• [TASK PROMPT]:
Give all of the lines again exactly as they read.

= = = = =

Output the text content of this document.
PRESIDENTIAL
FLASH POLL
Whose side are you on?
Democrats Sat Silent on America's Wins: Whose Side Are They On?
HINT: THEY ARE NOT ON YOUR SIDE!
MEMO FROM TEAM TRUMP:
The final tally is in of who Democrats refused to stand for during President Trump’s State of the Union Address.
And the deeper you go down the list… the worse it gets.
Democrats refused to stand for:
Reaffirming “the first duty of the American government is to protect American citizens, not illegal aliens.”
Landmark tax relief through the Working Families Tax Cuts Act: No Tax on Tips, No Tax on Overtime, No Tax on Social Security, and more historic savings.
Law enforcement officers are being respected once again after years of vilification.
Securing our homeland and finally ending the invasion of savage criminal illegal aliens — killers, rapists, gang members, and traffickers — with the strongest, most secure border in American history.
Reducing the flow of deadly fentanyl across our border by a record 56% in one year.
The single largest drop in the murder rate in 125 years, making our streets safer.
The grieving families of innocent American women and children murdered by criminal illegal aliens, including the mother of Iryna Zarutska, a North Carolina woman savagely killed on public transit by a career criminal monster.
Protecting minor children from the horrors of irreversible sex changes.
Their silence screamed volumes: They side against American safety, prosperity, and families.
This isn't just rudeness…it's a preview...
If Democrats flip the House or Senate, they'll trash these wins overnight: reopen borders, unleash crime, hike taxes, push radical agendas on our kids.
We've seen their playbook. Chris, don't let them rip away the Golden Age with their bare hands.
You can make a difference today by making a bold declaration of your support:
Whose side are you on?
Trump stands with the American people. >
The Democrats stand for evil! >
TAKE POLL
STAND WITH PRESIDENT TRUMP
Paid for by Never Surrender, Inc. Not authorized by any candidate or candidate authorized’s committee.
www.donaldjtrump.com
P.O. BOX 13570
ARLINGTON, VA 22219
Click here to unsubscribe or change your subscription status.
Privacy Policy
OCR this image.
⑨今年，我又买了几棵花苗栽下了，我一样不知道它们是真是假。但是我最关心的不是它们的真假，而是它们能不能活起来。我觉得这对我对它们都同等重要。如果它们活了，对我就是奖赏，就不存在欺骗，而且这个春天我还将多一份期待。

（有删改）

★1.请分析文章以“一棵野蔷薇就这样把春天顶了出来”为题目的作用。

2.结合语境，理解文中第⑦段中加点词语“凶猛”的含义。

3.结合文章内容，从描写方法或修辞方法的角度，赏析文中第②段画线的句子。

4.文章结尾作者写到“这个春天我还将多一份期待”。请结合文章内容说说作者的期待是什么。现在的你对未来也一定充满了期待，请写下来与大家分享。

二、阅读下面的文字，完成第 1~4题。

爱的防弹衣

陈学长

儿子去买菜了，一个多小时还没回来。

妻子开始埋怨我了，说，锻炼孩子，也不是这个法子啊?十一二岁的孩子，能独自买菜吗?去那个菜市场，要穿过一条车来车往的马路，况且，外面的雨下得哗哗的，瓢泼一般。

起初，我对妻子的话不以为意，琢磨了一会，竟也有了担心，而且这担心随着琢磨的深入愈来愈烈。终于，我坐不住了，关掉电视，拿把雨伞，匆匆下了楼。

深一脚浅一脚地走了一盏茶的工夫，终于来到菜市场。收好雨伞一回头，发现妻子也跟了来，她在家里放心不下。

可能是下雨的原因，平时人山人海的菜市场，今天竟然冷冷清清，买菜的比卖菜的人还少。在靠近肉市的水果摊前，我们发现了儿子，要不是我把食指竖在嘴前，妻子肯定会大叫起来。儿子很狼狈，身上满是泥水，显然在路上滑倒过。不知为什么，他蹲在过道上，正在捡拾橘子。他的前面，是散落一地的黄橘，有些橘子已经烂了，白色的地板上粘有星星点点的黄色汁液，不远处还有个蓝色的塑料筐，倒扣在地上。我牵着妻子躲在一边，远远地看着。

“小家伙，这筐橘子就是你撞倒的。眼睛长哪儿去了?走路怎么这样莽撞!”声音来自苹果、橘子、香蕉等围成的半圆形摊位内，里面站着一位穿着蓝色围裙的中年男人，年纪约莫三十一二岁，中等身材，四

= = = = =

• [TASK ANSWER]:
Output the text content of this document.
PRESIDENTIAL
FLASH POLL
Whose side are you on?
Democrats Sat Silent on America's Wins: Whose Side Are They On?
HINT: THEY ARE NOT ON YOUR SIDE!
MEMO FROM TEAM TRUMP:
The final tally is in of who Democrats refused to stand for during President Trump’s State of the Union Address.
And the deeper you go down the list… the worse it gets.
Democrats refused to stand for:
Reaffirming “the first duty of the American government is to protect American citizens, not illegal aliens.”
Landmark tax relief through the Working Families Tax Cuts Act: No Tax on Tips, No Tax on Overtime, No Tax on Social Security, and more historic savings.
Law enforcement officers are being respected once again after years of vilification.
Securing our homeland and finally ending the invasion of savage criminal illegal aliens — killers, rapists, gang members, and traffickers — with the strongest, most secure border in American history.
Reducing the flow of deadly fentanyl across our border by a record 56% in one year.
The single largest drop in the murder rate in 125 years, making our streets safer.
The grieving families of innocent American women and children murdered by criminal illegal aliens, including the mother of Iryna Zarutska, a North Carolina woman savagely killed on public transit by a career criminal monster.
Protecting minor children from the horrors of irreversible sex changes.
Their silence screamed volumes: They side against American safety, prosperity, and families.
This isn't just rudeness…it's a preview...
If Democrats flip the House or Senate, they'll trash these wins overnight: reopen borders, unleash crime, hike taxes, push radical agendas on our kids.
We've seen their playbook. Chris, don't let them rip away the Golden Age with their bare hands.
You can make a difference today by making a bold declaration of your support:
Whose side are you on?
Trump stands with the American people. >
The Democrats stand for evil! >
TAKE POLL
STAND WITH PRESIDENT TRUMP
Paid for by Never Surrender, Inc. Not authorized by any candidate or candidate authorized’s committee.
www.donaldjtrump.com
P.O. BOX 13570
ARLINGTON, VA 22219
Click here to unsubscribe or change your subscription status.
Privacy Policy
OCR this image.
⑨今年，我又买了几棵花苗栽下了，我一样不知道它们是真是假。但是我最关心的不是它们的真假，而是它们能不能活起来。我觉得这对我对它们都同等重要。如果它们活了，对我就是奖赏，就不存在欺骗，而且这个春天我还将多一份期待。

（有删改）

★1.请分析文章以“一棵野蔷薇就这样把春天顶了出来”为题目的作用。

2.结合语境，理解文中第⑦段中加点词语“凶猛”的含义。

3.结合文章内容，从描写方法或修辞方法的角度，赏析文中第②段画线的句子。

4.文章结尾作者写到“这个春天我还将多一份期待”。请结合文章内容说说作者的期待是什么。现在的你对未来也一定充满了期待，请写下来与大家分享。

二、阅读下面的文字，完成第 1~4题。

爱的防弹衣

陈学长

儿子去买菜了，一个多小时还没回来。

妻子开始埋怨我了，说，锻炼孩子，也不是这个法子啊?十一二岁的孩子，能独自买菜吗?去那个菜市场，要穿过一条车来车往的马路，况且，外面的雨下得哗哗的，瓢泼一般。

起初，我对妻子的话不以为意，琢磨了一会，竟也有了担心，而且这担心随着琢磨的深入愈来愈烈。终于，我坐不住了，关掉电视，拿把雨伞，匆匆下了楼。

深一脚浅一脚地走了一盏茶的工夫，终于来到菜市场。收好雨伞一回头，发现妻子也跟了来，她在家里放心不下。

可能是下雨的原因，平时人山人海的菜市场，今天竟然冷冷清清，买菜的比卖菜的人还少。在靠近肉市的水果摊前，我们发现了儿子，要不是我把食指竖在嘴前，妻子肯定会大叫起来。儿子很狼狈，身上满是泥水，显然在路上滑倒过。不知为什么，他蹲在过道上，正在捡拾橘子。他的前面，是散落一地的黄橘，有些橘子已经烂了，白色的地板上粘有星星点点的黄色汁液，不远处还有个蓝色的塑料筐，倒扣在地上。我牵着妻子躲在一边，远远地看着。

“小家伙，这筐橘子就是你撞倒的。眼睛长哪儿去了?走路怎么这样莽撞!”声音来自苹果、橘子、香蕉等围成的半圆形摊位内，里面站着一位穿着蓝色围裙的中年男人，年纪约莫三十一二岁，中等身材，四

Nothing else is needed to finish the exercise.